Task to carry out
Your answer must be the full listing below, restated word for word, with no pictures in it.

Records supplied
============================================================

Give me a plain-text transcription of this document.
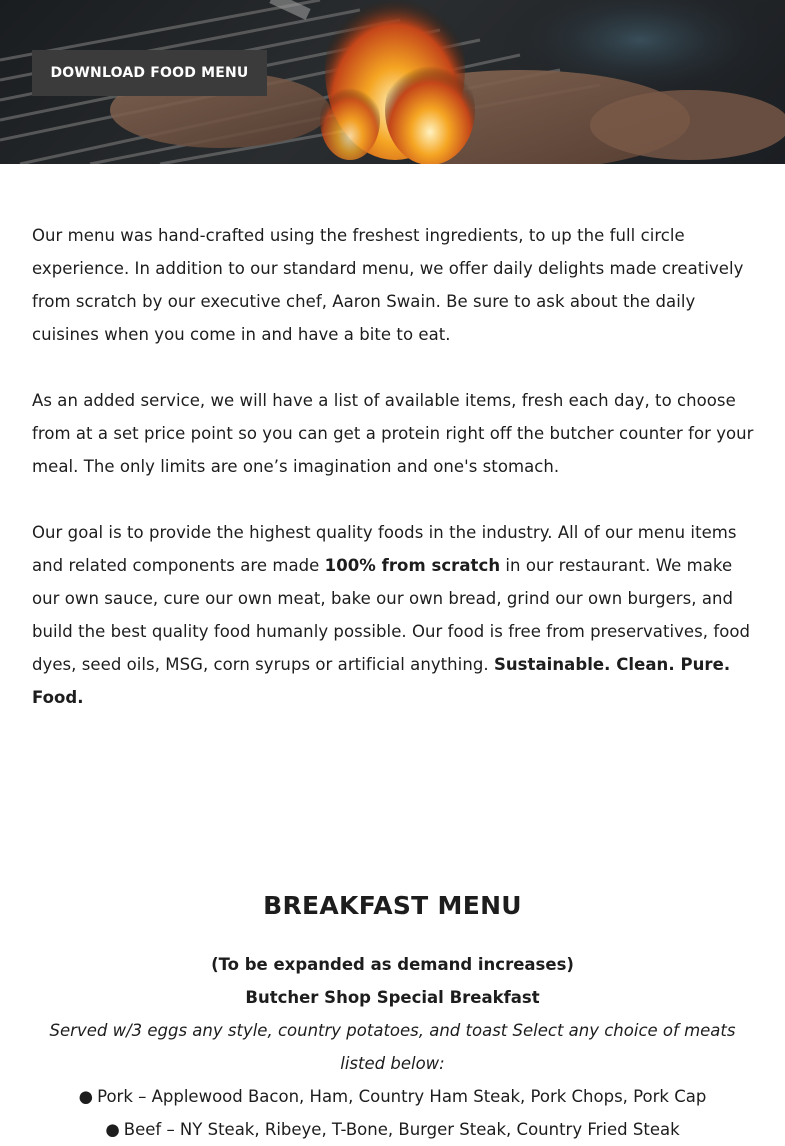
DOWNLOAD FOOD MENU

Our menu was hand-crafted using the freshest ingredients, to up the full circle experience. In addition to our standard menu, we offer daily delights made creatively from scratch by our executive chef, Aaron Swain. Be sure to ask about the daily cuisines when you come in and have a bite to eat.

As an added service, we will have a list of available items, fresh each day, to choose from at a set price point so you can get a protein right off the butcher counter for your meal. The only limits are one’s imagination and one's stomach.

Our goal is to provide the highest quality foods in the industry. All of our menu items and related components are made 100% from scratch in our restaurant. We make our own sauce, cure our own meat, bake our own bread, grind our own burgers, and build the best quality food humanly possible. Our food is free from preservatives, food dyes, seed oils, MSG, corn syrups or artificial anything. Sustainable. Clean. Pure. Food.

BREAKFAST MENU
(To be expanded as demand increases)
Butcher Shop Special Breakfast
Served w/3 eggs any style, country potatoes, and toast Select any choice of meats listed below:
● Pork – Applewood Bacon, Ham, Country Ham Steak, Pork Chops, Pork Cap
● Beef – NY Steak, Ribeye, T-Bone, Burger Steak, Country Fried Steak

============================================================

Answer section
Give me a plain-text transcription of this document.
DOWNLOAD FOOD MENU

Our menu was hand-crafted using the freshest ingredients, to up the full circle experience. In addition to our standard menu, we offer daily delights made creatively from scratch by our executive chef, Aaron Swain. Be sure to ask about the daily cuisines when you come in and have a bite to eat.

As an added service, we will have a list of available items, fresh each day, to choose from at a set price point so you can get a protein right off the butcher counter for your meal. The only limits are one’s imagination and one's stomach.

Our goal is to provide the highest quality foods in the industry. All of our menu items and related components are made 100% from scratch in our restaurant. We make our own sauce, cure our own meat, bake our own bread, grind our own burgers, and build the best quality food humanly possible. Our food is free from preservatives, food dyes, seed oils, MSG, corn syrups or artificial anything. Sustainable. Clean. Pure. Food.

BREAKFAST MENU
(To be expanded as demand increases)
Butcher Shop Special Breakfast
Served w/3 eggs any style, country potatoes, and toast Select any choice of meats listed below:
● Pork – Applewood Bacon, Ham, Country Ham Steak, Pork Chops, Pork Cap
● Beef – NY Steak, Ribeye, T-Bone, Burger Steak, Country Fried Steak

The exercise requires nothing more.